→ Dataset excerpts:
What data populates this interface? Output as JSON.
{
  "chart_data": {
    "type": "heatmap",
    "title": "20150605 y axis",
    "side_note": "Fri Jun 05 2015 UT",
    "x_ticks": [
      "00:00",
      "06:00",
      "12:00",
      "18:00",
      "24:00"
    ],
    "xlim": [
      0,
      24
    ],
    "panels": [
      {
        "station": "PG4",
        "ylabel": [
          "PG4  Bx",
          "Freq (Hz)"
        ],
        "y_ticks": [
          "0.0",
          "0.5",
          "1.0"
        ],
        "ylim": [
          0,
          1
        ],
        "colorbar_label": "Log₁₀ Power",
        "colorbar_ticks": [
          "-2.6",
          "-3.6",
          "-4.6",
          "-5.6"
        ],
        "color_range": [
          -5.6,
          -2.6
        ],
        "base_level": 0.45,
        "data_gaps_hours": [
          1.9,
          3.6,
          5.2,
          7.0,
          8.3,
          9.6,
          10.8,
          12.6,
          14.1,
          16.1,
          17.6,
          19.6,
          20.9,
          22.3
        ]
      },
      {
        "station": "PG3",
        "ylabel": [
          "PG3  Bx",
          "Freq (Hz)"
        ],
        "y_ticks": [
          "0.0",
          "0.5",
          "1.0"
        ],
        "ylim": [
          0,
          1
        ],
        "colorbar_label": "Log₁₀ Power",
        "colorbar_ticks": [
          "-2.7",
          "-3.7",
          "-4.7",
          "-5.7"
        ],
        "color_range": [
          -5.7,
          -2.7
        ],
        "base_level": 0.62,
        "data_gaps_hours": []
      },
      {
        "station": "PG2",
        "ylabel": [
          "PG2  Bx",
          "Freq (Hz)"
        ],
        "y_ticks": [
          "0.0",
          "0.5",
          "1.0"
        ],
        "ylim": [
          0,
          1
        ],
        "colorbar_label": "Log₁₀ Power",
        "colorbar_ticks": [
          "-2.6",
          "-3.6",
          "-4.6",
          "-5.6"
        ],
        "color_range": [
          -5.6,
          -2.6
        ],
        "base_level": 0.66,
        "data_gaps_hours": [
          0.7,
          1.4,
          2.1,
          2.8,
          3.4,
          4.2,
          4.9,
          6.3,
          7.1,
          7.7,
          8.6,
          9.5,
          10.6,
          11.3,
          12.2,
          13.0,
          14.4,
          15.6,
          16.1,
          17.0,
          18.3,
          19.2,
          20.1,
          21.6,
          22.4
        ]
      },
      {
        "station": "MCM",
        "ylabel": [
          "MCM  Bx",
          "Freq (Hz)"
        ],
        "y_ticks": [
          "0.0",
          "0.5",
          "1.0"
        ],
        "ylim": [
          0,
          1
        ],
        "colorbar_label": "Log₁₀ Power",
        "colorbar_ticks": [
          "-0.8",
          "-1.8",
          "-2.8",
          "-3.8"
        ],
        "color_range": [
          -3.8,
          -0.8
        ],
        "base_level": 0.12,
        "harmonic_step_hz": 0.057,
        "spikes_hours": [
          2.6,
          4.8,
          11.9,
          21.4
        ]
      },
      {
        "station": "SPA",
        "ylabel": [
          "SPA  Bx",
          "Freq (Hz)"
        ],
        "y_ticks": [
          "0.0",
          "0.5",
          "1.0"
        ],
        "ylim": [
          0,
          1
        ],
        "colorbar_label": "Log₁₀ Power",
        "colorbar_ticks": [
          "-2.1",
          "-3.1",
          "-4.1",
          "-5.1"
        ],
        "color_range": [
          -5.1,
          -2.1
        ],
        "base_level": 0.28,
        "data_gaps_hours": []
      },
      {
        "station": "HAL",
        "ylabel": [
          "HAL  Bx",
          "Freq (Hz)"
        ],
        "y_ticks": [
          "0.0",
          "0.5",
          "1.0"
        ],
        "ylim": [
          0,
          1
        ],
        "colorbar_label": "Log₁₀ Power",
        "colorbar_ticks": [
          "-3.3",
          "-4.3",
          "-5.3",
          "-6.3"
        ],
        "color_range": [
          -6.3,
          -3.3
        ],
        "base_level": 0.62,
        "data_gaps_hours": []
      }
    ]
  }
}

→ Instructions for the task: Write the data out again in full and exactly.

→ Exercise output:
What data populates this interface? Output as JSON.
{
  "chart_data": {
    "type": "heatmap",
    "title": "20150605 y axis",
    "side_note": "Fri Jun 05 2015 UT",
    "x_ticks": [
      "00:00",
      "06:00",
      "12:00",
      "18:00",
      "24:00"
    ],
    "xlim": [
      0,
      24
    ],
    "panels": [
      {
        "station": "PG4",
        "ylabel": [
          "PG4  Bx",
          "Freq (Hz)"
        ],
        "y_ticks": [
          "0.0",
          "0.5",
          "1.0"
        ],
        "ylim": [
          0,
          1
        ],
        "colorbar_label": "Log₁₀ Power",
        "colorbar_ticks": [
          "-2.6",
          "-3.6",
          "-4.6",
          "-5.6"
        ],
        "color_range": [
          -5.6,
          -2.6
        ],
        "base_level": 0.45,
        "data_gaps_hours": [
          1.9,
          3.6,
          5.2,
          7.0,
          8.3,
          9.6,
          10.8,
          12.6,
          14.1,
          16.1,
          17.6,
          19.6,
          20.9,
          22.3
        ]
      },
      {
        "station": "PG3",
        "ylabel": [
          "PG3  Bx",
          "Freq (Hz)"
        ],
        "y_ticks": [
          "0.0",
          "0.5",
          "1.0"
        ],
        "ylim": [
          0,
          1
        ],
        "colorbar_label": "Log₁₀ Power",
        "colorbar_ticks": [
          "-2.7",
          "-3.7",
          "-4.7",
          "-5.7"
        ],
        "color_range": [
          -5.7,
          -2.7
        ],
        "base_level": 0.62,
        "data_gaps_hours": []
      },
      {
        "station": "PG2",
        "ylabel": [
          "PG2  Bx",
          "Freq (Hz)"
        ],
        "y_ticks": [
          "0.0",
          "0.5",
          "1.0"
        ],
        "ylim": [
          0,
          1
        ],
        "colorbar_label": "Log₁₀ Power",
        "colorbar_ticks": [
          "-2.6",
          "-3.6",
          "-4.6",
          "-5.6"
        ],
        "color_range": [
          -5.6,
          -2.6
        ],
        "base_level": 0.66,
        "data_gaps_hours": [
          0.7,
          1.4,
          2.1,
          2.8,
          3.4,
          4.2,
          4.9,
          6.3,
          7.1,
          7.7,
          8.6,
          9.5,
          10.6,
          11.3,
          12.2,
          13.0,
          14.4,
          15.6,
          16.1,
          17.0,
          18.3,
          19.2,
          20.1,
          21.6,
          22.4
        ]
      },
      {
        "station": "MCM",
        "ylabel": [
          "MCM  Bx",
          "Freq (Hz)"
        ],
        "y_ticks": [
          "0.0",
          "0.5",
          "1.0"
        ],
        "ylim": [
          0,
          1
        ],
        "colorbar_label": "Log₁₀ Power",
        "colorbar_ticks": [
          "-0.8",
          "-1.8",
          "-2.8",
          "-3.8"
        ],
        "color_range": [
          -3.8,
          -0.8
        ],
        "base_level": 0.12,
        "harmonic_step_hz": 0.057,
        "spikes_hours": [
          2.6,
          4.8,
          11.9,
          21.4
        ]
      },
      {
        "station": "SPA",
        "ylabel": [
          "SPA  Bx",
          "Freq (Hz)"
        ],
        "y_ticks": [
          "0.0",
          "0.5",
          "1.0"
        ],
        "ylim": [
          0,
          1
        ],
        "colorbar_label": "Log₁₀ Power",
        "colorbar_ticks": [
          "-2.1",
          "-3.1",
          "-4.1",
          "-5.1"
        ],
        "color_range": [
          -5.1,
          -2.1
        ],
        "base_level": 0.28,
        "data_gaps_hours": []
      },
      {
        "station": "HAL",
        "ylabel": [
          "HAL  Bx",
          "Freq (Hz)"
        ],
        "y_ticks": [
          "0.0",
          "0.5",
          "1.0"
        ],
        "ylim": [
          0,
          1
        ],
        "colorbar_label": "Log₁₀ Power",
        "colorbar_ticks": [
          "-3.3",
          "-4.3",
          "-5.3",
          "-6.3"
        ],
        "color_range": [
          -6.3,
          -3.3
        ],
        "base_level": 0.62,
        "data_gaps_hours": []
      }
    ]
  }
}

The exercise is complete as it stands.